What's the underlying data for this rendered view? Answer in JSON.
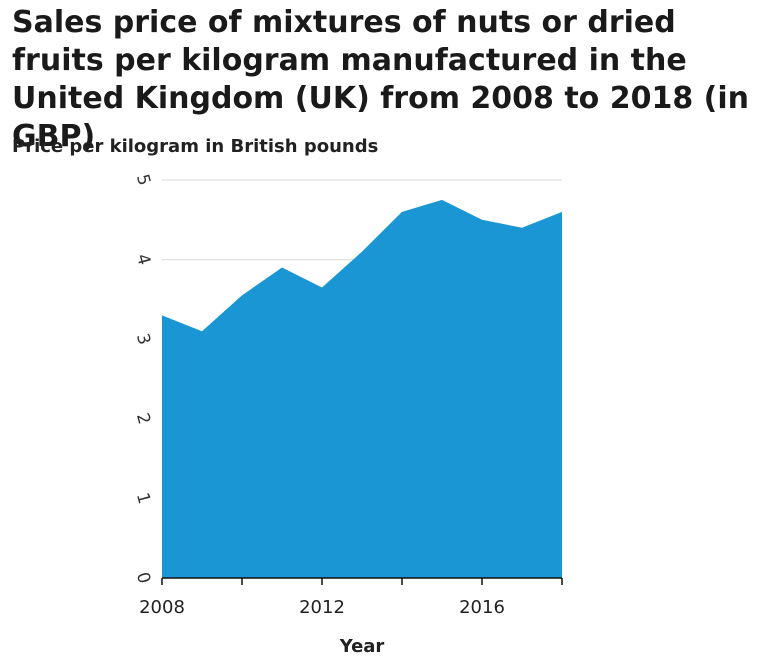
{
  "chart_data": {
    "type": "area",
    "title": "Sales price of mixtures of nuts or dried fruits per kilogram manufactured in the United Kingdom (UK) from 2008 to 2018 (in GBP)",
    "ylabel": "Price per kilogram in British pounds",
    "xlabel": "Year",
    "x": [
      2008,
      2009,
      2010,
      2011,
      2012,
      2013,
      2014,
      2015,
      2016,
      2017,
      2018
    ],
    "series": [
      {
        "values": [
          3.3,
          3.1,
          3.55,
          3.9,
          3.65,
          4.1,
          4.6,
          4.75,
          4.5,
          4.4,
          4.6
        ]
      }
    ],
    "xlim": [
      2008,
      2018
    ],
    "ylim": [
      0,
      5
    ],
    "yticks": [
      0,
      1,
      2,
      3,
      4,
      5
    ],
    "xticks": [
      2008,
      2010,
      2012,
      2014,
      2016,
      2018
    ],
    "xtick_labels": [
      "2008",
      "",
      "2012",
      "",
      "2016",
      ""
    ],
    "grid": true,
    "color": "#1a96d4"
  }
}
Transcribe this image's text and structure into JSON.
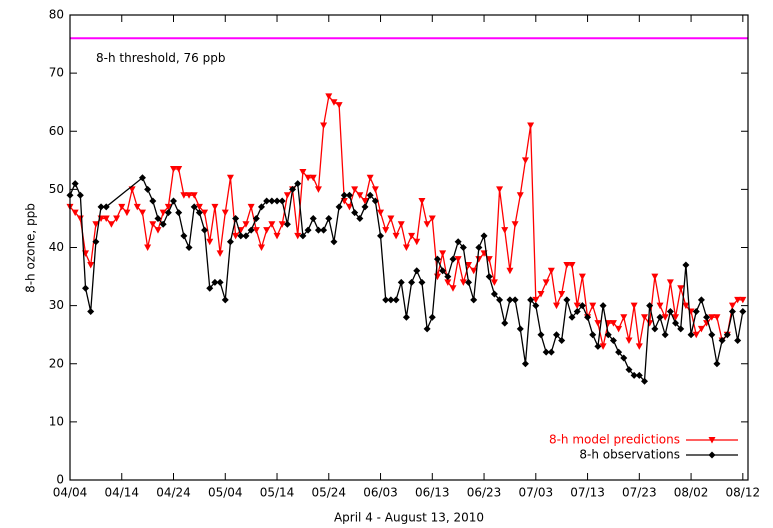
{
  "chart_data": {
    "type": "line",
    "xlabel": "April 4 - August 13, 2010",
    "ylabel": "8-h ozone,  ppb",
    "xlim": [
      0,
      131
    ],
    "ylim": [
      0,
      80
    ],
    "yticks": [
      0,
      10,
      20,
      30,
      40,
      50,
      60,
      70,
      80
    ],
    "xticks": [
      {
        "value": 0,
        "label": "04/04"
      },
      {
        "value": 10,
        "label": "04/14"
      },
      {
        "value": 20,
        "label": "04/24"
      },
      {
        "value": 30,
        "label": "05/04"
      },
      {
        "value": 40,
        "label": "05/14"
      },
      {
        "value": 50,
        "label": "05/24"
      },
      {
        "value": 60,
        "label": "06/03"
      },
      {
        "value": 70,
        "label": "06/13"
      },
      {
        "value": 80,
        "label": "06/23"
      },
      {
        "value": 90,
        "label": "07/03"
      },
      {
        "value": 100,
        "label": "07/13"
      },
      {
        "value": 110,
        "label": "07/23"
      },
      {
        "value": 120,
        "label": "08/02"
      },
      {
        "value": 130,
        "label": "08/12"
      }
    ],
    "legend": "lower right",
    "threshold": {
      "value": 76,
      "label": "8-h threshold, 76 ppb",
      "color": "#ff00ff"
    },
    "series": [
      {
        "name": "8-h model predictions",
        "color": "#ff0000",
        "marker": "triangle-down",
        "x": [
          0,
          1,
          2,
          3,
          4,
          5,
          6,
          7,
          8,
          9,
          10,
          11,
          12,
          13,
          14,
          15,
          16,
          17,
          18,
          19,
          20,
          21,
          22,
          23,
          24,
          25,
          26,
          27,
          28,
          29,
          30,
          31,
          32,
          33,
          34,
          35,
          36,
          37,
          38,
          39,
          40,
          41,
          42,
          43,
          44,
          45,
          46,
          47,
          48,
          49,
          50,
          51,
          52,
          53,
          54,
          55,
          56,
          57,
          58,
          59,
          60,
          61,
          62,
          63,
          64,
          65,
          66,
          67,
          68,
          69,
          70,
          71,
          72,
          73,
          74,
          75,
          76,
          77,
          78,
          79,
          80,
          81,
          82,
          83,
          84,
          85,
          86,
          87,
          88,
          89,
          90,
          91,
          92,
          93,
          94,
          95,
          96,
          97,
          98,
          99,
          100,
          101,
          102,
          103,
          104,
          105,
          106,
          107,
          108,
          109,
          110,
          111,
          112,
          113,
          114,
          115,
          116,
          117,
          118,
          119,
          120,
          121,
          122,
          123,
          124,
          125,
          126,
          127,
          128,
          129,
          130
        ],
        "values": [
          47,
          46,
          45,
          39,
          37,
          44,
          45,
          45,
          44,
          45,
          47,
          46,
          50,
          47,
          46,
          40,
          44,
          43,
          46,
          47,
          53.5,
          53.5,
          49,
          49,
          49,
          47,
          46,
          41,
          47,
          39,
          46,
          52,
          42,
          43,
          44,
          47,
          43,
          40,
          43,
          44,
          42,
          44,
          49,
          50,
          42,
          53,
          52,
          52,
          50,
          61,
          66,
          65,
          64.5,
          48,
          47,
          50,
          49,
          48,
          52,
          50,
          46,
          43,
          45,
          42,
          44,
          40,
          42,
          41,
          48,
          44,
          45,
          35,
          39,
          34,
          33,
          38,
          34,
          37,
          36,
          38,
          39,
          38,
          34,
          50,
          43,
          36,
          44,
          49,
          55,
          61,
          31,
          32,
          34,
          36,
          30,
          32,
          37,
          37,
          30,
          35,
          28,
          30,
          27,
          23,
          27,
          27,
          26,
          28,
          24,
          30,
          23,
          28,
          27,
          35,
          30,
          28,
          34,
          28,
          33,
          30,
          29,
          25,
          26,
          27,
          28,
          28,
          24,
          25,
          30,
          31,
          31
        ]
      },
      {
        "name": "8-h observations",
        "color": "#000000",
        "marker": "diamond",
        "x": [
          0,
          1,
          2,
          3,
          4,
          5,
          6,
          7,
          14,
          15,
          16,
          17,
          18,
          19,
          20,
          21,
          22,
          23,
          24,
          25,
          26,
          27,
          28,
          29,
          30,
          31,
          32,
          33,
          34,
          35,
          36,
          37,
          38,
          39,
          40,
          41,
          42,
          43,
          44,
          45,
          46,
          47,
          48,
          49,
          50,
          51,
          52,
          53,
          54,
          55,
          56,
          57,
          58,
          59,
          60,
          61,
          62,
          63,
          64,
          65,
          66,
          67,
          68,
          69,
          70,
          71,
          72,
          73,
          74,
          75,
          76,
          77,
          78,
          79,
          80,
          81,
          82,
          83,
          84,
          85,
          86,
          87,
          88,
          89,
          90,
          91,
          92,
          93,
          94,
          95,
          96,
          97,
          98,
          99,
          100,
          101,
          102,
          103,
          104,
          105,
          106,
          107,
          108,
          109,
          110,
          111,
          112,
          113,
          114,
          115,
          116,
          117,
          118,
          119,
          120,
          121,
          122,
          123,
          124,
          125,
          126,
          127,
          128,
          129,
          130
        ],
        "values": [
          49,
          51,
          49,
          33,
          29,
          41,
          47,
          47,
          52,
          50,
          48,
          45,
          44,
          46,
          48,
          46,
          42,
          40,
          47,
          46,
          43,
          33,
          34,
          34,
          31,
          41,
          45,
          42,
          42,
          43,
          45,
          47,
          48,
          48,
          48,
          48,
          44,
          50,
          51,
          42,
          43,
          45,
          43,
          43,
          45,
          41,
          47,
          49,
          49,
          46,
          45,
          47,
          49,
          48,
          42,
          31,
          31,
          31,
          34,
          28,
          34,
          36,
          34,
          26,
          28,
          38,
          36,
          35,
          38,
          41,
          40,
          34,
          31,
          40,
          42,
          35,
          32,
          31,
          27,
          31,
          31,
          26,
          20,
          31,
          30,
          25,
          22,
          22,
          25,
          24,
          31,
          28,
          29,
          30,
          28,
          25,
          23,
          30,
          25,
          24,
          22,
          21,
          19,
          18,
          18,
          17,
          30,
          26,
          28,
          25,
          29,
          27,
          26,
          37,
          25,
          29,
          31,
          28,
          25,
          20,
          24,
          25,
          29,
          24,
          29
        ]
      }
    ]
  }
}
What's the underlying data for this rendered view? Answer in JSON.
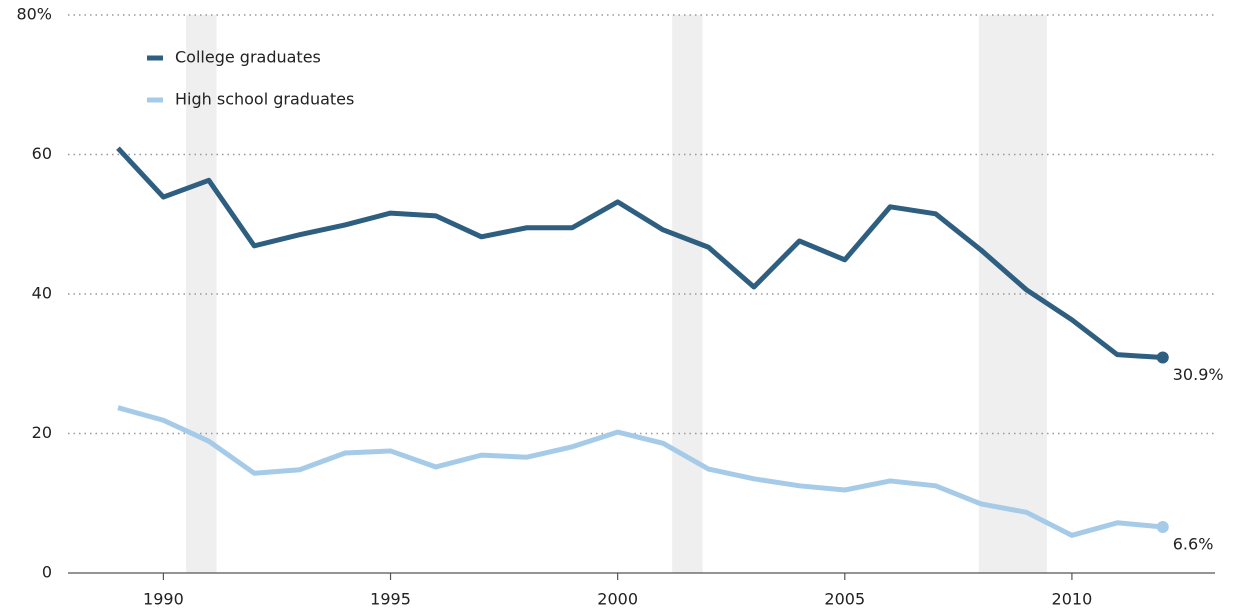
{
  "chart_data": {
    "type": "line",
    "x": [
      1989,
      1990,
      1991,
      1992,
      1993,
      1994,
      1995,
      1996,
      1997,
      1998,
      1999,
      2000,
      2001,
      2002,
      2003,
      2004,
      2005,
      2006,
      2007,
      2008,
      2009,
      2010,
      2011,
      2012
    ],
    "series": [
      {
        "name": "College graduates",
        "color": "#2e5e80",
        "values": [
          60.9,
          53.9,
          56.3,
          46.9,
          48.5,
          49.9,
          51.6,
          51.2,
          48.2,
          49.5,
          49.5,
          53.2,
          49.2,
          46.7,
          41.0,
          47.6,
          44.9,
          52.5,
          51.5,
          46.3,
          40.6,
          36.3,
          31.3,
          30.9
        ],
        "value_labels": [
          null,
          null,
          null,
          null,
          null,
          null,
          null,
          null,
          null,
          null,
          null,
          null,
          null,
          null,
          null,
          null,
          null,
          null,
          null,
          null,
          null,
          null,
          null,
          "30.9%"
        ]
      },
      {
        "name": "High school graduates",
        "color": "#a6cbe8",
        "values": [
          23.7,
          21.9,
          18.9,
          14.3,
          14.8,
          17.2,
          17.5,
          15.2,
          16.9,
          16.6,
          18.1,
          20.2,
          18.6,
          14.9,
          13.5,
          12.5,
          11.9,
          13.2,
          12.5,
          9.9,
          8.7,
          5.4,
          7.2,
          6.6
        ],
        "value_labels": [
          null,
          null,
          null,
          null,
          null,
          null,
          null,
          null,
          null,
          null,
          null,
          null,
          null,
          null,
          null,
          null,
          null,
          null,
          null,
          null,
          null,
          null,
          null,
          "6.6%"
        ]
      }
    ],
    "shaded_ranges": [
      [
        1990.5,
        1991.17
      ],
      [
        2001.2,
        2001.87
      ],
      [
        2007.95,
        2009.45
      ]
    ],
    "xlim": [
      1987.9,
      2013.15
    ],
    "xticks": [
      1990,
      1995,
      2000,
      2005,
      2010
    ],
    "ylim": [
      0,
      80
    ],
    "yticks": [
      0,
      20,
      40,
      60,
      {
        "value": 80,
        "label": "80%"
      }
    ],
    "grid": true
  }
}
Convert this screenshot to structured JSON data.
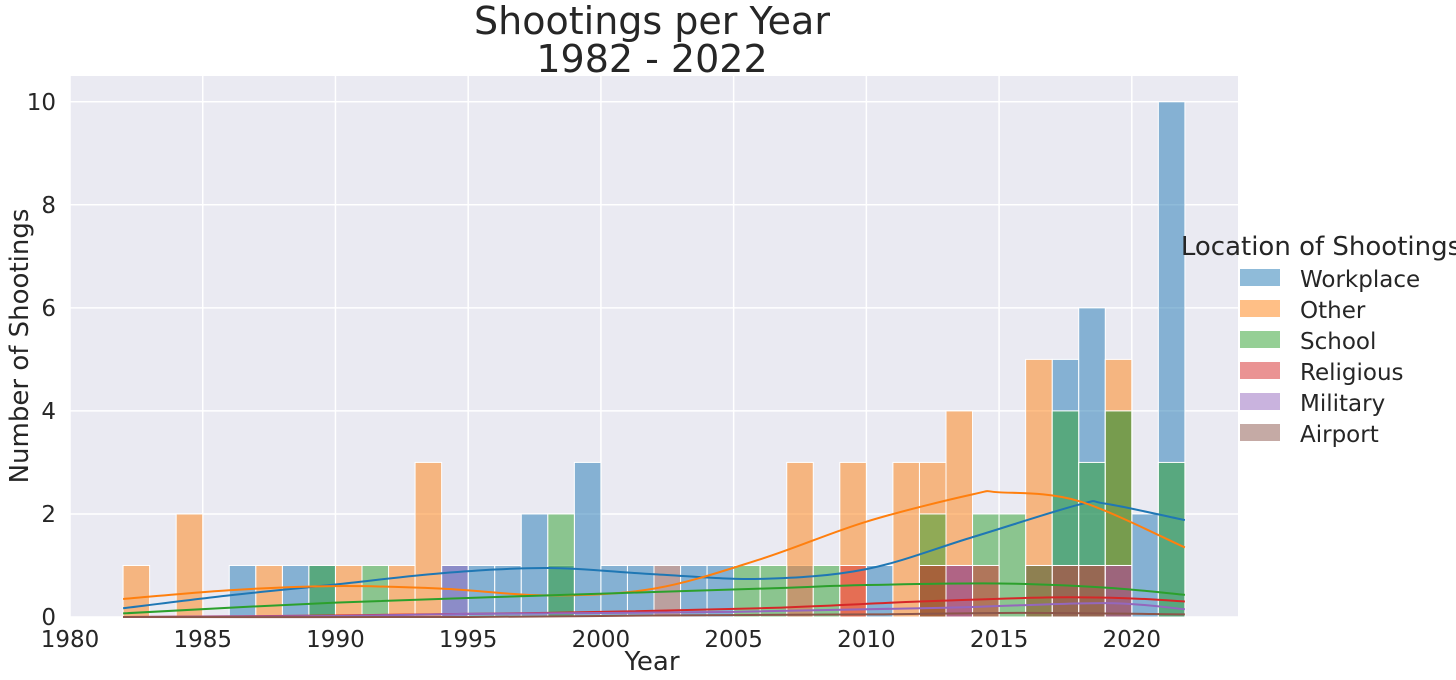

◇ ◇ ◇ ◇ ◇

What this task involves:
Search the material above for "marker". Pull out each line where it shows up.

Reply to the exercise:
        "marker": "triangle-down",
        "marker": "diamond",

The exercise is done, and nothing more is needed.